SOURCE DOCUMENT:
>> start

# 240 with integra tail lights?! WTF!!!



## 180SX-X (Sep 21, 2003)

its true..this 240 has integra tailights...but...i think this guy can do it becaus eof this...








at least he knows what he is doin...right?


----------



## OPIUM (Aug 18, 2002)

that person is proof that money can't buy taste.


----------



## TheNose247 (Jun 19, 2004)

disgusting :loser:


----------



## kaptainkrollio (Jul 29, 2003)

oh the humanity!


----------



## HybridAndy (Jul 26, 2004)

I've seen conversions that look a lot worse. To each his own, if he likes it, good for him.


----------



## azRPS13 (Jun 7, 2003)

KILL IT!!!! KILL IT NOW!!!


----------



## 180SX-X (Sep 21, 2003)

to be honest, it doesnt look half bad...but its still integra lights..plus, the stock lights still look alot better...i was stunned when i fouind it, it shocked me for a second...


----------



## Kelso (Apr 29, 2003)

sorry but the motor cant justify that reAR END....EW...


----------



## Drift Machine (Aug 22, 2004)

Yeah that thing is just disturbing.


----------



## Prelude Guy (Jul 19, 2004)

You all think the tail lights look bad yet no one commented on the color of the car or the wing. :thumbdwn: 

Those tail light looks pretty damn good to me. They don't look out of place either.


----------



## Naughty240 (Jun 4, 2004)

It was bad enough when they put Nissan tail lights on a Honda, but A Nissan with Honda taillights on it?!?! :jawdrop:, poor poor Nissan


----------



## TechN9ne (Sep 12, 2004)

Just looking at the color and the lights and that wing gives me chills...it makes me go *UGH* and makes me wanna throw up


----------



## 200SX S13 CA18DET (Sep 19, 2004)

An S13 One-Via with RB20DET - Nice... 

Ugly color and a horrible rear wing... 

Those Intergra taillights don't look any better than the original ones, so why bother...


----------



## sp4rkz (Jul 21, 2004)

omg what a :dumbass: bad taste ricers! :loser:


----------



## kaptainkrollio (Jul 29, 2003)

to be honset, it looks like a pretty clean job. i dont like the coupe tails anyway so whatever


----------



## billyjuan (Jan 14, 2004)

>> end

SET EXERCISE A:
Could you repeat the lines in the listing starting with the line that contains "202, 748, 211]" and going on through the line that contains "Circle shape — [792, 2, 808, 18]", both included, exactly as they appear?

Records from a data collection:
>> start

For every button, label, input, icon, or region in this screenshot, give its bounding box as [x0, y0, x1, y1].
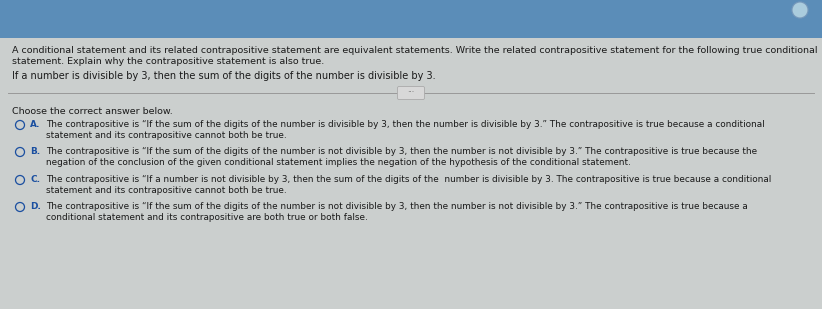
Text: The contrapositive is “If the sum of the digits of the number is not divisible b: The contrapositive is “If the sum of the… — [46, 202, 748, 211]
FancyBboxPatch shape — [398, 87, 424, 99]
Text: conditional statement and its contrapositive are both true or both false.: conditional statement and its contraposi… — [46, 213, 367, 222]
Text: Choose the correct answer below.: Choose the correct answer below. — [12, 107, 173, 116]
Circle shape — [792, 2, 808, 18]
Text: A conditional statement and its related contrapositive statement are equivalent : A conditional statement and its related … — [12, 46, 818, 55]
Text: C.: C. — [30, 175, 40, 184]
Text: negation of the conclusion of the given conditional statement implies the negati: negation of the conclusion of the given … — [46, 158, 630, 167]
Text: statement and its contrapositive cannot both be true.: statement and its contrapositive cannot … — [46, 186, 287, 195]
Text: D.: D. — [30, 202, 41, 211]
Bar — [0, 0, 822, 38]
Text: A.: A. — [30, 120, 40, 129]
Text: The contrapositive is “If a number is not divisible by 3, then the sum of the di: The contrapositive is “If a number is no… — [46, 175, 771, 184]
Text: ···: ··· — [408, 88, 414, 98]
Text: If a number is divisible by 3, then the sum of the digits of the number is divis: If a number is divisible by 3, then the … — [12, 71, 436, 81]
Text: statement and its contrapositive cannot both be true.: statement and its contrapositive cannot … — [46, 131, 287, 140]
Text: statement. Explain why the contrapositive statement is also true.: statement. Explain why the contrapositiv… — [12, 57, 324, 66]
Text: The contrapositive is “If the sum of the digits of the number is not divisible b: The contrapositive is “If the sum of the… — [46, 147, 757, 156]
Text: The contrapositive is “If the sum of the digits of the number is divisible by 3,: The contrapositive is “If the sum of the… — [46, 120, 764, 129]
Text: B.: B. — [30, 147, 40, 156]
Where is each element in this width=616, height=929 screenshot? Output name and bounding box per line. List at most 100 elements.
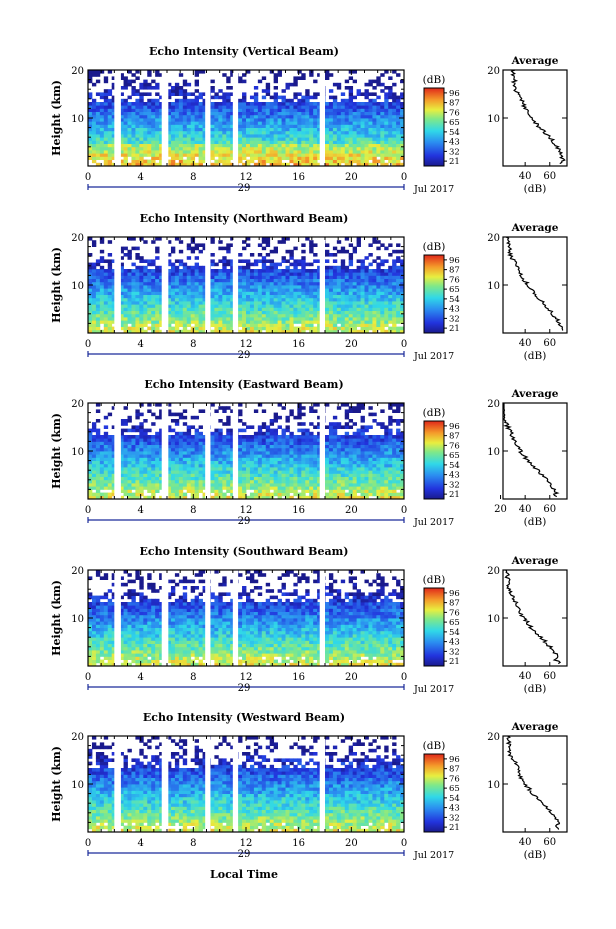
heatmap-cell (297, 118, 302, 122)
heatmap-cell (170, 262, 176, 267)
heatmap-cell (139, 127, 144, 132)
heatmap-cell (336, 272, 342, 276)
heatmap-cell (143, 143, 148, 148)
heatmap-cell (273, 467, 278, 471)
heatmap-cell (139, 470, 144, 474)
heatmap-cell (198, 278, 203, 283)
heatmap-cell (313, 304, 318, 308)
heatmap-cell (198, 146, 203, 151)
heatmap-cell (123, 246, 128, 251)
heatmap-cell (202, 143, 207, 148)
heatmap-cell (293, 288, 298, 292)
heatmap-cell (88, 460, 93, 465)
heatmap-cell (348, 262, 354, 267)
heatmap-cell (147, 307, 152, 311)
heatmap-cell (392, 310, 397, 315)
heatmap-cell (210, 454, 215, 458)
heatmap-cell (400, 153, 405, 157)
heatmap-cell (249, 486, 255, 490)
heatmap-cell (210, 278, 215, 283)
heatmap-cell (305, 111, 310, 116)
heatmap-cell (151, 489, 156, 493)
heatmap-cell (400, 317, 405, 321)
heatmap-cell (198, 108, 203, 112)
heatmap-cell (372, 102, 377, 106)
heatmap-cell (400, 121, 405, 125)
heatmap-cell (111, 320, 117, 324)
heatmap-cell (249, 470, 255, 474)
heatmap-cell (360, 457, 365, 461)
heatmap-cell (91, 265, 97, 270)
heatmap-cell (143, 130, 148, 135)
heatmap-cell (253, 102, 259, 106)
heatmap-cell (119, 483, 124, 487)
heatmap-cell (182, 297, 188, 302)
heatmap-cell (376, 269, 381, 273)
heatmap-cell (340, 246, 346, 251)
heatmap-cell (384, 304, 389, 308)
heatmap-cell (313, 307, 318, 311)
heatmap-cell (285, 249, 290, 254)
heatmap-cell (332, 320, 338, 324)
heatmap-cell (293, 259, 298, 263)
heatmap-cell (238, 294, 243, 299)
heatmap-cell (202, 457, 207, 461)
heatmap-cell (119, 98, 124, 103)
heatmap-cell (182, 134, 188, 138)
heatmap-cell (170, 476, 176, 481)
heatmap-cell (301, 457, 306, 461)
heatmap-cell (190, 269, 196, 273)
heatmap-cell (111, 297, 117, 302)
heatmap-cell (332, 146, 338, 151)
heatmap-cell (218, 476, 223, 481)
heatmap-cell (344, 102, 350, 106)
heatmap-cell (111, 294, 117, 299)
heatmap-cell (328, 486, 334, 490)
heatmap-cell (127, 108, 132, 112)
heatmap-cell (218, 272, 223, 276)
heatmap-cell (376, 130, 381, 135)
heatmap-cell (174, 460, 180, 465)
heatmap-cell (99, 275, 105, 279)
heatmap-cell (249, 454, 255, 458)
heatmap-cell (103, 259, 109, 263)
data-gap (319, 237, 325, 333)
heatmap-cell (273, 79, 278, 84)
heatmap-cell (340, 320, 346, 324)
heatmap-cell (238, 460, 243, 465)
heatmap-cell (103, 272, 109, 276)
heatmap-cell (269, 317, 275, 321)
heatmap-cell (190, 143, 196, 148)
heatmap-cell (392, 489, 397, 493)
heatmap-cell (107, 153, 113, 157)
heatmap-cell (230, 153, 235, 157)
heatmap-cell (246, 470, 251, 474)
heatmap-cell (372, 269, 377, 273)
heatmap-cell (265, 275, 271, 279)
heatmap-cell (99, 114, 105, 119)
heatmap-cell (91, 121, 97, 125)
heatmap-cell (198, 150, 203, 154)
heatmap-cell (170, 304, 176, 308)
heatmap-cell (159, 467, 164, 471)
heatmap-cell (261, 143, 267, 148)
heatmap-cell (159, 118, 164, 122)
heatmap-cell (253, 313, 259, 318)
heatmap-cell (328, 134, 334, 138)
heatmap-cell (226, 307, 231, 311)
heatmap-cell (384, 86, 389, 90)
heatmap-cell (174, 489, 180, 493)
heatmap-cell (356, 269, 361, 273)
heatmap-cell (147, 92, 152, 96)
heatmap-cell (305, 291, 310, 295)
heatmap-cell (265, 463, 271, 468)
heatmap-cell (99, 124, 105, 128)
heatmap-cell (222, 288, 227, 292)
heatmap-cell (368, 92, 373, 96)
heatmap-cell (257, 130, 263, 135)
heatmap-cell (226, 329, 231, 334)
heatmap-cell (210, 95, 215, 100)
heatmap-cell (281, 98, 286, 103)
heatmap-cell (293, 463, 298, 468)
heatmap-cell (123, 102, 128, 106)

>> end

SET EXERCISE B:
Answer these about the forum thread on the 240 with Integra tail lights:
(i) Which engine does the poster 200SX S13 CA18DET say the car has?
(ii) Which two things does Prelude Guy say no one commented on?
(iii) Which poster calls the owner proof that money can't buy taste?

TASK OUTPUT A:
Text: The contrapositive is “If the sum of the digits of the number is not divisible b: The contrapositive is “If the sum of the… — [46, 202, 748, 211]
FancyBboxPatch shape — [398, 87, 424, 99]
Text: conditional statement and its contrapositive are both true or both false.: conditional statement and its contraposi… — [46, 213, 367, 222]
Text: Choose the correct answer below.: Choose the correct answer below. — [12, 107, 173, 116]
Circle shape — [792, 2, 808, 18]

TASK OUTPUT B:
(i) An RB20DET.
(ii) The color of the car and the wing.
(iii) OPIUM.